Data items
******
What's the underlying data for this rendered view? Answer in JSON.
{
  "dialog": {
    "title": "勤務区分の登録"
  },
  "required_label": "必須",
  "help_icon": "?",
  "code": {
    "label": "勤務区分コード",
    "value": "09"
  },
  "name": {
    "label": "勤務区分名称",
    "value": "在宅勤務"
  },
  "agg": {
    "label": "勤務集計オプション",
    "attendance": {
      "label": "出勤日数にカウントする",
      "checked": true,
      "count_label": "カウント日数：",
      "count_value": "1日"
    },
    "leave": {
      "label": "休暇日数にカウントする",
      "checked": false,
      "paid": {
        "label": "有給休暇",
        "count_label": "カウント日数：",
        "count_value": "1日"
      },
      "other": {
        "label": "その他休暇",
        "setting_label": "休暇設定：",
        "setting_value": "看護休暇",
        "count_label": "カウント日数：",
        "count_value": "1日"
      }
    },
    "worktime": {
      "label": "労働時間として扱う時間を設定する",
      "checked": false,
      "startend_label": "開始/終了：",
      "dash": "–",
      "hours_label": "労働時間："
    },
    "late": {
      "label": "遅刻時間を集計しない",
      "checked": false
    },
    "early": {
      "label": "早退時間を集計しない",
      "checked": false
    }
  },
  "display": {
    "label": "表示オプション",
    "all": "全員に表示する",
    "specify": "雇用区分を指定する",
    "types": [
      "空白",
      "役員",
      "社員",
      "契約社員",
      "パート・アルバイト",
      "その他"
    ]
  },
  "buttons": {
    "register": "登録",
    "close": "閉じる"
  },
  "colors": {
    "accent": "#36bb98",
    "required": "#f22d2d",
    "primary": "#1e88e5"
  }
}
******
PROBLEM DETAILS —
Write out every record shown above, word for word.

WRITTEN ANSWER —
What's the underlying data for this rendered view? Answer in JSON.
{
  "dialog": {
    "title": "勤務区分の登録"
  },
  "required_label": "必須",
  "help_icon": "?",
  "code": {
    "label": "勤務区分コード",
    "value": "09"
  },
  "name": {
    "label": "勤務区分名称",
    "value": "在宅勤務"
  },
  "agg": {
    "label": "勤務集計オプション",
    "attendance": {
      "label": "出勤日数にカウントする",
      "checked": true,
      "count_label": "カウント日数：",
      "count_value": "1日"
    },
    "leave": {
      "label": "休暇日数にカウントする",
      "checked": false,
      "paid": {
        "label": "有給休暇",
        "count_label": "カウント日数：",
        "count_value": "1日"
      },
      "other": {
        "label": "その他休暇",
        "setting_label": "休暇設定：",
        "setting_value": "看護休暇",
        "count_label": "カウント日数：",
        "count_value": "1日"
      }
    },
    "worktime": {
      "label": "労働時間として扱う時間を設定する",
      "checked": false,
      "startend_label": "開始/終了：",
      "dash": "–",
      "hours_label": "労働時間："
    },
    "late": {
      "label": "遅刻時間を集計しない",
      "checked": false
    },
    "early": {
      "label": "早退時間を集計しない",
      "checked": false
    }
  },
  "display": {
    "label": "表示オプション",
    "all": "全員に表示する",
    "specify": "雇用区分を指定する",
    "types": [
      "空白",
      "役員",
      "社員",
      "契約社員",
      "パート・アルバイト",
      "その他"
    ]
  },
  "buttons": {
    "register": "登録",
    "close": "閉じる"
  },
  "colors": {
    "accent": "#36bb98",
    "required": "#f22d2d",
    "primary": "#1e88e5"
  }
}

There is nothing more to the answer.